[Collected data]
◆ ◆ ◆ ◆ ◆ ◆ ◆

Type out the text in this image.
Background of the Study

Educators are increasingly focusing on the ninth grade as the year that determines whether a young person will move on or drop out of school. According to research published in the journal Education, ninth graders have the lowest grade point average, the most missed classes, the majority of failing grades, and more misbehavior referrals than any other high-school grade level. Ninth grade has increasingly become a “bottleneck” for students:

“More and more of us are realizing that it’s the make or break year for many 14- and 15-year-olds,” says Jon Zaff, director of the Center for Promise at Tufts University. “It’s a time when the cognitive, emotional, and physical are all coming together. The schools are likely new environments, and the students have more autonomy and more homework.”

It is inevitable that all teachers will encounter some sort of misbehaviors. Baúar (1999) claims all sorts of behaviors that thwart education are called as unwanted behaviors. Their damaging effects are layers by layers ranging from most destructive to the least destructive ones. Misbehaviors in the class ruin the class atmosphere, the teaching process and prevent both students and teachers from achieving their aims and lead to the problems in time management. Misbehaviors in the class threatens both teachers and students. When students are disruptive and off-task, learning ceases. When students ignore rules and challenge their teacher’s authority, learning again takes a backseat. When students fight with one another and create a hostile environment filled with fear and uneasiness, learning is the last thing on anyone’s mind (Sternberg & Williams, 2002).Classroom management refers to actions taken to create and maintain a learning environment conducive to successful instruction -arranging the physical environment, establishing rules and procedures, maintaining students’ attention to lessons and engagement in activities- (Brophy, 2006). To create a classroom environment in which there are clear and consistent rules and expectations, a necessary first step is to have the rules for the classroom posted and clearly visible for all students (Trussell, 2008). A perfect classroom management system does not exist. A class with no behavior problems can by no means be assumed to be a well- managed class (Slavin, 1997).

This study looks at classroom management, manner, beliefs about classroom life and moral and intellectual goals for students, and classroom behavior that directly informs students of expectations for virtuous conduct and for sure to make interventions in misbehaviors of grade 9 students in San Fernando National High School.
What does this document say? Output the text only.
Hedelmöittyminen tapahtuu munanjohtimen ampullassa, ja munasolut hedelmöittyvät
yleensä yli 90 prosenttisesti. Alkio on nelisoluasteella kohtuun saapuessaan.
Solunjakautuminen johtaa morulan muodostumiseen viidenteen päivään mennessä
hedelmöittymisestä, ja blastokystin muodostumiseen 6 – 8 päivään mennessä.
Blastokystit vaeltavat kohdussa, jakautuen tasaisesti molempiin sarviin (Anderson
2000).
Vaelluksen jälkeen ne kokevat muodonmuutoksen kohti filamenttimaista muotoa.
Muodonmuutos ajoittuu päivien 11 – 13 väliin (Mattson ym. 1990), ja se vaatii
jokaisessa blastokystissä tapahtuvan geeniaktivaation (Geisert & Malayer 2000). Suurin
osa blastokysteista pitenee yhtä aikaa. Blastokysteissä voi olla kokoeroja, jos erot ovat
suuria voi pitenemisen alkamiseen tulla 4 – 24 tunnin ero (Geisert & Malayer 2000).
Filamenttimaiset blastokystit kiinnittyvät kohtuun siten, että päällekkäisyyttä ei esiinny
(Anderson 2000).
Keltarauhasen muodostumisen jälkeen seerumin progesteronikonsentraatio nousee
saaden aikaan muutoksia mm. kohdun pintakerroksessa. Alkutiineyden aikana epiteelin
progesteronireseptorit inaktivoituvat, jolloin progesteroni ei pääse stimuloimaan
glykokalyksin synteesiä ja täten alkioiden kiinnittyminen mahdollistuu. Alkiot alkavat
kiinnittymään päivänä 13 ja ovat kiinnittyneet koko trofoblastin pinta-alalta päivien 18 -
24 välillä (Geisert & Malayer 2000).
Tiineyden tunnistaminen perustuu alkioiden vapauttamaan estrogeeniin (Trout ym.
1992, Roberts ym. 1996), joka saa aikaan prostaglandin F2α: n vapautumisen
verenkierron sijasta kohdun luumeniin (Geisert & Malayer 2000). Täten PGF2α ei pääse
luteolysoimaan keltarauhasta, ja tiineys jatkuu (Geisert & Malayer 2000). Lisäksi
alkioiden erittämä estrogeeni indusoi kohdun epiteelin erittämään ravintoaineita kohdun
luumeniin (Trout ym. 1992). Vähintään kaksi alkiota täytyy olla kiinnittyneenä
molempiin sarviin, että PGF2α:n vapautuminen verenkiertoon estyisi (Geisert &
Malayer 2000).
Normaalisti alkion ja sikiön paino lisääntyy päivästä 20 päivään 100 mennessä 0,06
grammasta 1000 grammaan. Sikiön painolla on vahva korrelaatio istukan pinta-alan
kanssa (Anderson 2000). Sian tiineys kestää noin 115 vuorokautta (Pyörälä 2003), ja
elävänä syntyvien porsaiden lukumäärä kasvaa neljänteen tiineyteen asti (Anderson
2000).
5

◆ ◆ ◆ ◆ ◆ ◆ ◆

### SHORT PROBLEM
Type out the whole listing above again, exactly as it stands.

### SOLUTION TO THIS TASK
Type out the text in this image.
Background of the Study

Educators are increasingly focusing on the ninth grade as the year that determines whether a young person will move on or drop out of school. According to research published in the journal Education, ninth graders have the lowest grade point average, the most missed classes, the majority of failing grades, and more misbehavior referrals than any other high-school grade level. Ninth grade has increasingly become a “bottleneck” for students:

“More and more of us are realizing that it’s the make or break year for many 14- and 15-year-olds,” says Jon Zaff, director of the Center for Promise at Tufts University. “It’s a time when the cognitive, emotional, and physical are all coming together. The schools are likely new environments, and the students have more autonomy and more homework.”

It is inevitable that all teachers will encounter some sort of misbehaviors. Baúar (1999) claims all sorts of behaviors that thwart education are called as unwanted behaviors. Their damaging effects are layers by layers ranging from most destructive to the least destructive ones. Misbehaviors in the class ruin the class atmosphere, the teaching process and prevent both students and teachers from achieving their aims and lead to the problems in time management. Misbehaviors in the class threatens both teachers and students. When students are disruptive and off-task, learning ceases. When students ignore rules and challenge their teacher’s authority, learning again takes a backseat. When students fight with one another and create a hostile environment filled with fear and uneasiness, learning is the last thing on anyone’s mind (Sternberg & Williams, 2002).Classroom management refers to actions taken to create and maintain a learning environment conducive to successful instruction -arranging the physical environment, establishing rules and procedures, maintaining students’ attention to lessons and engagement in activities- (Brophy, 2006). To create a classroom environment in which there are clear and consistent rules and expectations, a necessary first step is to have the rules for the classroom posted and clearly visible for all students (Trussell, 2008). A perfect classroom management system does not exist. A class with no behavior problems can by no means be assumed to be a well- managed class (Slavin, 1997).

This study looks at classroom management, manner, beliefs about classroom life and moral and intellectual goals for students, and classroom behavior that directly informs students of expectations for virtuous conduct and for sure to make interventions in misbehaviors of grade 9 students in San Fernando National High School.
What does this document say? Output the text only.
Hedelmöittyminen tapahtuu munanjohtimen ampullassa, ja munasolut hedelmöittyvät
yleensä yli 90 prosenttisesti. Alkio on nelisoluasteella kohtuun saapuessaan.
Solunjakautuminen johtaa morulan muodostumiseen viidenteen päivään mennessä
hedelmöittymisestä, ja blastokystin muodostumiseen 6 – 8 päivään mennessä.
Blastokystit vaeltavat kohdussa, jakautuen tasaisesti molempiin sarviin (Anderson
2000).
Vaelluksen jälkeen ne kokevat muodonmuutoksen kohti filamenttimaista muotoa.
Muodonmuutos ajoittuu päivien 11 – 13 väliin (Mattson ym. 1990), ja se vaatii
jokaisessa blastokystissä tapahtuvan geeniaktivaation (Geisert & Malayer 2000). Suurin
osa blastokysteista pitenee yhtä aikaa. Blastokysteissä voi olla kokoeroja, jos erot ovat
suuria voi pitenemisen alkamiseen tulla 4 – 24 tunnin ero (Geisert & Malayer 2000).
Filamenttimaiset blastokystit kiinnittyvät kohtuun siten, että päällekkäisyyttä ei esiinny
(Anderson 2000).
Keltarauhasen muodostumisen jälkeen seerumin progesteronikonsentraatio nousee
saaden aikaan muutoksia mm. kohdun pintakerroksessa. Alkutiineyden aikana epiteelin
progesteronireseptorit inaktivoituvat, jolloin progesteroni ei pääse stimuloimaan
glykokalyksin synteesiä ja täten alkioiden kiinnittyminen mahdollistuu. Alkiot alkavat
kiinnittymään päivänä 13 ja ovat kiinnittyneet koko trofoblastin pinta-alalta päivien 18 -
24 välillä (Geisert & Malayer 2000).
Tiineyden tunnistaminen perustuu alkioiden vapauttamaan estrogeeniin (Trout ym.
1992, Roberts ym. 1996), joka saa aikaan prostaglandin F2α: n vapautumisen
verenkierron sijasta kohdun luumeniin (Geisert & Malayer 2000). Täten PGF2α ei pääse
luteolysoimaan keltarauhasta, ja tiineys jatkuu (Geisert & Malayer 2000). Lisäksi
alkioiden erittämä estrogeeni indusoi kohdun epiteelin erittämään ravintoaineita kohdun
luumeniin (Trout ym. 1992). Vähintään kaksi alkiota täytyy olla kiinnittyneenä
molempiin sarviin, että PGF2α:n vapautuminen verenkiertoon estyisi (Geisert &
Malayer 2000).
Normaalisti alkion ja sikiön paino lisääntyy päivästä 20 päivään 100 mennessä 0,06
grammasta 1000 grammaan. Sikiön painolla on vahva korrelaatio istukan pinta-alan
kanssa (Anderson 2000). Sian tiineys kestää noin 115 vuorokautta (Pyörälä 2003), ja
elävänä syntyvien porsaiden lukumäärä kasvaa neljänteen tiineyteen asti (Anderson
2000).
5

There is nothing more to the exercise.